> _What you need to do_
Write out the data below exactly as given, without any of its pictures.

> _Extracted material_

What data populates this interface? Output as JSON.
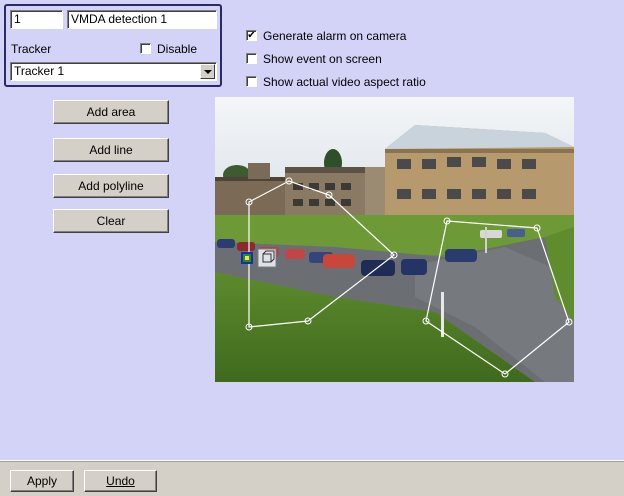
{
  "object": {
    "id": "1",
    "name": "VMDA detection 1",
    "tracker_label": "Tracker",
    "disable_label": "Disable",
    "disable_checked": false,
    "tracker_value": "Tracker 1"
  },
  "options": {
    "generate_alarm": {
      "label": "Generate alarm on camera",
      "checked": true
    },
    "show_event": {
      "label": "Show event on screen",
      "checked": false
    },
    "aspect_ratio": {
      "label": "Show actual video aspect ratio",
      "checked": false
    }
  },
  "tools": {
    "add_area": "Add area",
    "add_line": "Add line",
    "add_polyline": "Add polyline",
    "clear": "Clear"
  },
  "footer": {
    "apply": "Apply",
    "undo": "Undo"
  },
  "colors": {
    "background": "#d3d3f7",
    "control_face": "#d4d0c8",
    "zone_outline": "#ffffff",
    "selected_handle": "#2a8a2a"
  },
  "icons": {
    "check": "✔"
  }
}
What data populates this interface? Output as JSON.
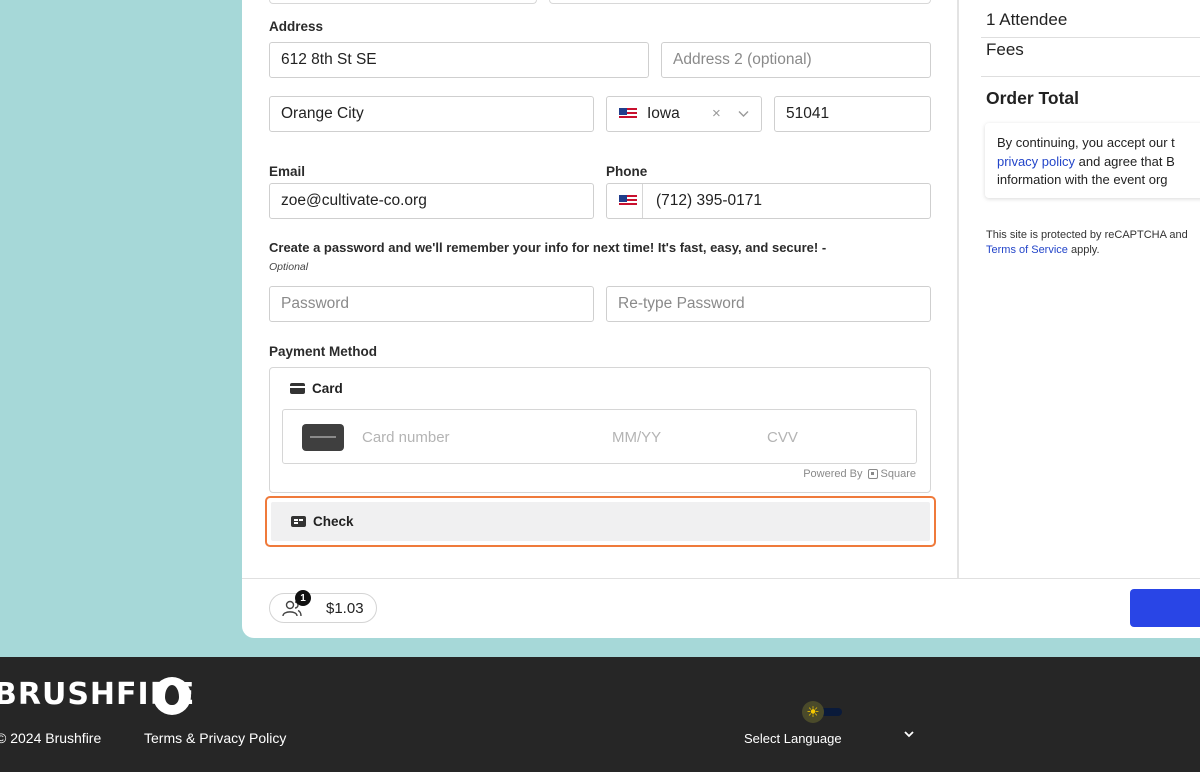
{
  "form": {
    "address_label": "Address",
    "address1_value": "612 8th St SE",
    "address2_placeholder": "Address 2 (optional)",
    "city_value": "Orange City",
    "state_value": "Iowa",
    "zip_value": "51041",
    "email_label": "Email",
    "email_value": "zoe@cultivate-co.org",
    "phone_label": "Phone",
    "phone_value": "(712) 395-0171",
    "password_prompt": "Create a password and we'll remember your info for next time! It's fast, easy, and secure! -",
    "password_optional": "Optional",
    "password_placeholder": "Password",
    "retype_placeholder": "Re-type Password"
  },
  "payment": {
    "label": "Payment Method",
    "card_option": "Card",
    "card_number_placeholder": "Card number",
    "expiry_placeholder": "MM/YY",
    "cvv_placeholder": "CVV",
    "powered_by": "Powered By",
    "powered_brand": "Square",
    "check_option": "Check"
  },
  "cart": {
    "attendee_count": "1",
    "amount": "$1.03"
  },
  "summary": {
    "attendees": "1 Attendee",
    "fees": "Fees",
    "order_total": "Order Total",
    "consent_line1": "By continuing, you accept our t",
    "consent_link2": "privacy policy",
    "consent_line2": " and agree that B",
    "consent_line3": "information with the event org",
    "recaptcha_line1": "This site is protected by reCAPTCHA and",
    "recaptcha_link": "Terms of Service",
    "recaptcha_line2": " apply."
  },
  "footer": {
    "logo_text": "BRUSHFIRE",
    "copyright": "© 2024 Brushfire",
    "terms": "Terms & Privacy Policy",
    "select_language": "Select Language",
    "theme_icon": "sun-icon"
  },
  "colors": {
    "accent_blue": "#2945e6",
    "focus_orange": "#ef7a3b",
    "page_bg": "#a6d8d8",
    "footer_bg": "#262626"
  }
}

> _Solution to this problem_
What data populates this interface? Output as JSON.
{
  "object": {
    "id": "1",
    "name": "VMDA detection 1",
    "tracker_label": "Tracker",
    "disable_label": "Disable",
    "disable_checked": false,
    "tracker_value": "Tracker 1"
  },
  "options": {
    "generate_alarm": {
      "label": "Generate alarm on camera",
      "checked": true
    },
    "show_event": {
      "label": "Show event on screen",
      "checked": false
    },
    "aspect_ratio": {
      "label": "Show actual video aspect ratio",
      "checked": false
    }
  },
  "tools": {
    "add_area": "Add area",
    "add_line": "Add line",
    "add_polyline": "Add polyline",
    "clear": "Clear"
  },
  "footer": {
    "apply": "Apply",
    "undo": "Undo"
  },
  "colors": {
    "background": "#d3d3f7",
    "control_face": "#d4d0c8",
    "zone_outline": "#ffffff",
    "selected_handle": "#2a8a2a"
  },
  "icons": {
    "check": "✔"
  }
}
What data populates this interface? Output as JSON.
{
  "form": {
    "address_label": "Address",
    "address1_value": "612 8th St SE",
    "address2_placeholder": "Address 2 (optional)",
    "city_value": "Orange City",
    "state_value": "Iowa",
    "zip_value": "51041",
    "email_label": "Email",
    "email_value": "zoe@cultivate-co.org",
    "phone_label": "Phone",
    "phone_value": "(712) 395-0171",
    "password_prompt": "Create a password and we'll remember your info for next time! It's fast, easy, and secure! -",
    "password_optional": "Optional",
    "password_placeholder": "Password",
    "retype_placeholder": "Re-type Password"
  },
  "payment": {
    "label": "Payment Method",
    "card_option": "Card",
    "card_number_placeholder": "Card number",
    "expiry_placeholder": "MM/YY",
    "cvv_placeholder": "CVV",
    "powered_by": "Powered By",
    "powered_brand": "Square",
    "check_option": "Check"
  },
  "cart": {
    "attendee_count": "1",
    "amount": "$1.03"
  },
  "summary": {
    "attendees": "1 Attendee",
    "fees": "Fees",
    "order_total": "Order Total",
    "consent_line1": "By continuing, you accept our t",
    "consent_link2": "privacy policy",
    "consent_line2": " and agree that B",
    "consent_line3": "information with the event org",
    "recaptcha_line1": "This site is protected by reCAPTCHA and",
    "recaptcha_link": "Terms of Service",
    "recaptcha_line2": " apply."
  },
  "footer": {
    "logo_text": "BRUSHFIRE",
    "copyright": "© 2024 Brushfire",
    "terms": "Terms & Privacy Policy",
    "select_language": "Select Language",
    "theme_icon": "sun-icon"
  },
  "colors": {
    "accent_blue": "#2945e6",
    "focus_orange": "#ef7a3b",
    "page_bg": "#a6d8d8",
    "footer_bg": "#262626"
  }
}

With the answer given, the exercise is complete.